- [EXERCISE DIRECTIONS]: Select the lines below containing the word "sparkle".

- [DATA SUPPLIED]:
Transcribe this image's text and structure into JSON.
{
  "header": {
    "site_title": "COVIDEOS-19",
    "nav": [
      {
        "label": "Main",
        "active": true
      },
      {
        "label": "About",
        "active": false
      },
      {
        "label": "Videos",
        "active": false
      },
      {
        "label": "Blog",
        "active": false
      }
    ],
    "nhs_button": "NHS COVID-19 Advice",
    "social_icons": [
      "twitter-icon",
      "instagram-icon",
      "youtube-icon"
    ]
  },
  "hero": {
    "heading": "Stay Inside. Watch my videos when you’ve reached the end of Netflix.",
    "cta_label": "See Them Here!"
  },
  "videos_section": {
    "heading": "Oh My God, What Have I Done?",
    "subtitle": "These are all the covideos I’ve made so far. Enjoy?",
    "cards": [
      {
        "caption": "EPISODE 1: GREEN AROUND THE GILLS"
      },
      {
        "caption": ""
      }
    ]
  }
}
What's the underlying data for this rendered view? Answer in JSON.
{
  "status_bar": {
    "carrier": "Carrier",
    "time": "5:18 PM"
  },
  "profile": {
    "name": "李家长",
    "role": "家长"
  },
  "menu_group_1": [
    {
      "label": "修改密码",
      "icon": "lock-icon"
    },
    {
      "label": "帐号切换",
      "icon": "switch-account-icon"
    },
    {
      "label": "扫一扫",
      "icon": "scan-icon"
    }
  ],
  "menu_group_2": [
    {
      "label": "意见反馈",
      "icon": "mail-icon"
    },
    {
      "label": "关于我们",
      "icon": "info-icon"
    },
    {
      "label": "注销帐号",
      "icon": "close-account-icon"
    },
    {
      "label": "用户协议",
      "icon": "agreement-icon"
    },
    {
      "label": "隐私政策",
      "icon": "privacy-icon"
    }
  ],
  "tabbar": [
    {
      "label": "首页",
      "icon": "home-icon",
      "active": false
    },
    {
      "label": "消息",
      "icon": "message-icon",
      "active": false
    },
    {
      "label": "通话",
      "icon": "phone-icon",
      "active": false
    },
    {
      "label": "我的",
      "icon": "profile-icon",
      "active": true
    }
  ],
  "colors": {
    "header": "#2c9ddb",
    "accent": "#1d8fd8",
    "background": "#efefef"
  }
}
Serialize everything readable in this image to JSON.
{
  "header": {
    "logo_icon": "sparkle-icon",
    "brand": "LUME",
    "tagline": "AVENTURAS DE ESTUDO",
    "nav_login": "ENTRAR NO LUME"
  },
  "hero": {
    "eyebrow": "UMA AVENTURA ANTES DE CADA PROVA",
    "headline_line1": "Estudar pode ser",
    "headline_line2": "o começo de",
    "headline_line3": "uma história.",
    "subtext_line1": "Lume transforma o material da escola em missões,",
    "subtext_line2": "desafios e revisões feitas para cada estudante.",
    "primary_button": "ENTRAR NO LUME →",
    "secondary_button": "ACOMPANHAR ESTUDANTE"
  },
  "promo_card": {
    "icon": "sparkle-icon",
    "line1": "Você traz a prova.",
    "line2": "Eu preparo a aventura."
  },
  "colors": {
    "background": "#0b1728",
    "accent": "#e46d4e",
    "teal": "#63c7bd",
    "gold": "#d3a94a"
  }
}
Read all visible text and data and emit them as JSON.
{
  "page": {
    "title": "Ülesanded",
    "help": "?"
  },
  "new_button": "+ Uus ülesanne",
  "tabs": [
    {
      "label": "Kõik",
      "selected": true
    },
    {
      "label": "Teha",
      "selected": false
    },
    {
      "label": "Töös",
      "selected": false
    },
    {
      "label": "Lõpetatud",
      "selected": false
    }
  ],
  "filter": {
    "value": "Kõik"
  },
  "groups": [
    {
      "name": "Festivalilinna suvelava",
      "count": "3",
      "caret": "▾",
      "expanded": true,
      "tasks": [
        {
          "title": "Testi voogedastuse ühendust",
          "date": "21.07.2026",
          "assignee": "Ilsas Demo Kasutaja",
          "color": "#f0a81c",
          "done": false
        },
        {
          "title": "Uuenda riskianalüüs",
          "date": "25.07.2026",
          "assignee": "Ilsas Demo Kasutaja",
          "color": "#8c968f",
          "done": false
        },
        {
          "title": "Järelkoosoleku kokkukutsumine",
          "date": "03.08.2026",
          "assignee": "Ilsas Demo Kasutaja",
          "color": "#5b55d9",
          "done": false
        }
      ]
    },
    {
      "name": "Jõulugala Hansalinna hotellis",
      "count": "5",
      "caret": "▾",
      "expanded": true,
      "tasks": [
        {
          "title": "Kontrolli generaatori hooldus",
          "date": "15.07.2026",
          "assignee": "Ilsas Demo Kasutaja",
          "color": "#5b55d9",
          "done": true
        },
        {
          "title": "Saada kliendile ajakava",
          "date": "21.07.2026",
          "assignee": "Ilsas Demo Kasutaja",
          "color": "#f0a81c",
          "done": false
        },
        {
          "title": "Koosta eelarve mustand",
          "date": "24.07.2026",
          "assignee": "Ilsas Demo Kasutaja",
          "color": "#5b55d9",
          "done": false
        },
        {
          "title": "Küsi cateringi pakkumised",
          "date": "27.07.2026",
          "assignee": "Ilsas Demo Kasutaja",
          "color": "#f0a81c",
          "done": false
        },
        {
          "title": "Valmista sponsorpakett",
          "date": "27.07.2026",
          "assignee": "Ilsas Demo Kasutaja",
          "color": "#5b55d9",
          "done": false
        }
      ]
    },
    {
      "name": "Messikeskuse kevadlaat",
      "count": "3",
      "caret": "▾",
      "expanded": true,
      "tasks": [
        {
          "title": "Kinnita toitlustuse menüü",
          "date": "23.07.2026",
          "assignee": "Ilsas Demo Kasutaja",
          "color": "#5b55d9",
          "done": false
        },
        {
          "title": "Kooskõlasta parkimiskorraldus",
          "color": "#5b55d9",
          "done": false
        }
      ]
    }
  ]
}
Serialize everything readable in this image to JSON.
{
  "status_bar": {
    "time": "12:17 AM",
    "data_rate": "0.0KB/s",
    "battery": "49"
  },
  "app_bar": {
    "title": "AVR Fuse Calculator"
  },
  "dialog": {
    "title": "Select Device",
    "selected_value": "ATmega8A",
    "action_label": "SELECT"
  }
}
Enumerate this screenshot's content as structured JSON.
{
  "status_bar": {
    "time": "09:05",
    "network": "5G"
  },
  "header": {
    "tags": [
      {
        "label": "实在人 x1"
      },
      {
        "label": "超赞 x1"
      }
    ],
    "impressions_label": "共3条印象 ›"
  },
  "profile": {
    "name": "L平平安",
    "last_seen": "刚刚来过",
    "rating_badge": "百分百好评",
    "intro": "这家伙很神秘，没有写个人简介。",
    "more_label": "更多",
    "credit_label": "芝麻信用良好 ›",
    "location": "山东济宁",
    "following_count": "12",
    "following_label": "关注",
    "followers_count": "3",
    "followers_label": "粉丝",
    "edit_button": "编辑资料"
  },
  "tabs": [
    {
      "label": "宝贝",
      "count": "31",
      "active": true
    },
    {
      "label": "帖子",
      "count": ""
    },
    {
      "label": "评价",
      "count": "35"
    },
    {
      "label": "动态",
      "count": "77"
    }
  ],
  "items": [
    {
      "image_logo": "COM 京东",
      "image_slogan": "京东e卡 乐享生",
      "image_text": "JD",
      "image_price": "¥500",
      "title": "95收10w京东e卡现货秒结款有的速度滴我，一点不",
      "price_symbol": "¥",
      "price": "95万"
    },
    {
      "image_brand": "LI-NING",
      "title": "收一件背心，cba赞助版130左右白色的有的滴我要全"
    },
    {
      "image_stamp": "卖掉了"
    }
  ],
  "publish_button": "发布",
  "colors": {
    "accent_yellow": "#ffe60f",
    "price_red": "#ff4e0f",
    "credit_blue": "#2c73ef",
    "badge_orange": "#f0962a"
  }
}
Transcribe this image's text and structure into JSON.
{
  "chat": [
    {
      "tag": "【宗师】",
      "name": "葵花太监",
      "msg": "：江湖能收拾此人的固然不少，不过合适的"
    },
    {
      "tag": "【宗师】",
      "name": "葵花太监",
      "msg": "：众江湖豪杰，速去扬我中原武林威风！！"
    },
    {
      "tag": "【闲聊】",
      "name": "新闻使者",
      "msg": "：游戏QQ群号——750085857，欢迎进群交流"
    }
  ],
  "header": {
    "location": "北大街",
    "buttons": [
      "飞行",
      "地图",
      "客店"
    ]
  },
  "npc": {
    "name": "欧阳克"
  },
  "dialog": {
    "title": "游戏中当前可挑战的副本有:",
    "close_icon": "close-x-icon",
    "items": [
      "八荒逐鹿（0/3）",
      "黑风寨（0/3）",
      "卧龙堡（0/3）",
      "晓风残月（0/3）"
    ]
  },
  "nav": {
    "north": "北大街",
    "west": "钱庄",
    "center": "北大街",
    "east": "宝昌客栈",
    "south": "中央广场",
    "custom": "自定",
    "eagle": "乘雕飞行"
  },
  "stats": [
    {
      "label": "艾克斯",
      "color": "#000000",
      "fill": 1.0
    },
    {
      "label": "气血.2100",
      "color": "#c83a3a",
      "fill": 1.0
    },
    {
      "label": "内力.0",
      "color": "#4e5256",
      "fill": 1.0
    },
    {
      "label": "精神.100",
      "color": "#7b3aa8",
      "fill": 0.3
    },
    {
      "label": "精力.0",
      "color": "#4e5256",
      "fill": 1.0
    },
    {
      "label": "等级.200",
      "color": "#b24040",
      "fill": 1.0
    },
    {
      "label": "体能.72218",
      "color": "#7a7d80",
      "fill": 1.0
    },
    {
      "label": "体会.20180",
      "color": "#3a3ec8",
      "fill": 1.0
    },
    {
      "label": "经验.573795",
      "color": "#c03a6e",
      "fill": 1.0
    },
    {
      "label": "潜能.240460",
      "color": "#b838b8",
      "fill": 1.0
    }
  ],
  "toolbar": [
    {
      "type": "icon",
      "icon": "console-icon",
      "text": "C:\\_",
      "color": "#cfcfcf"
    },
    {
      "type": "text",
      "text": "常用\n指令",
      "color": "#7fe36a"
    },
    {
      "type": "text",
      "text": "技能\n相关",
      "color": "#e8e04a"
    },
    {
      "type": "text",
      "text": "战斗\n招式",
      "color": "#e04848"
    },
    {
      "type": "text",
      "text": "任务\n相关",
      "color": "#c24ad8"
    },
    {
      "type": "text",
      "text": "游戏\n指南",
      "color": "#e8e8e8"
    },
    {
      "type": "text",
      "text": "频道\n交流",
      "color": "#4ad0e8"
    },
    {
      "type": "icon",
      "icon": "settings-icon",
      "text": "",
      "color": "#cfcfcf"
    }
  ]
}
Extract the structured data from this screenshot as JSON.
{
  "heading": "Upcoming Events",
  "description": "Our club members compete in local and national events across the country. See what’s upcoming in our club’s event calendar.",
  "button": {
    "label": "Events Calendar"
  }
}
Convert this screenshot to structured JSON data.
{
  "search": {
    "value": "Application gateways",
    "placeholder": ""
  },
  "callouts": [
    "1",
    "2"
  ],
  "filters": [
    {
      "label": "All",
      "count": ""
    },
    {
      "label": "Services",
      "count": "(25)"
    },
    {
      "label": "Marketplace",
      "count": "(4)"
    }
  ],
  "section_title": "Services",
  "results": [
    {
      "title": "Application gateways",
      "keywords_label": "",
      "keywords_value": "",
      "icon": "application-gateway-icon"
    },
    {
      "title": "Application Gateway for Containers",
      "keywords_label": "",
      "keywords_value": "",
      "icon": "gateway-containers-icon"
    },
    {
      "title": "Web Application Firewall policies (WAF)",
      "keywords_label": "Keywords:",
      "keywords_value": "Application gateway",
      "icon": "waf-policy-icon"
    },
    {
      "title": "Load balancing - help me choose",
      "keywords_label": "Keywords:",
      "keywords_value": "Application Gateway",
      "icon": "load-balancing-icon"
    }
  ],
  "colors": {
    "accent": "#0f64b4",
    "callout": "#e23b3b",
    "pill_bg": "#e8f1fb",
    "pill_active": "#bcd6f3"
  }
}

- [RESULT FOR THIS EXERCISE]:
    "logo_icon": "sparkle-icon",
    "icon": "sparkle-icon",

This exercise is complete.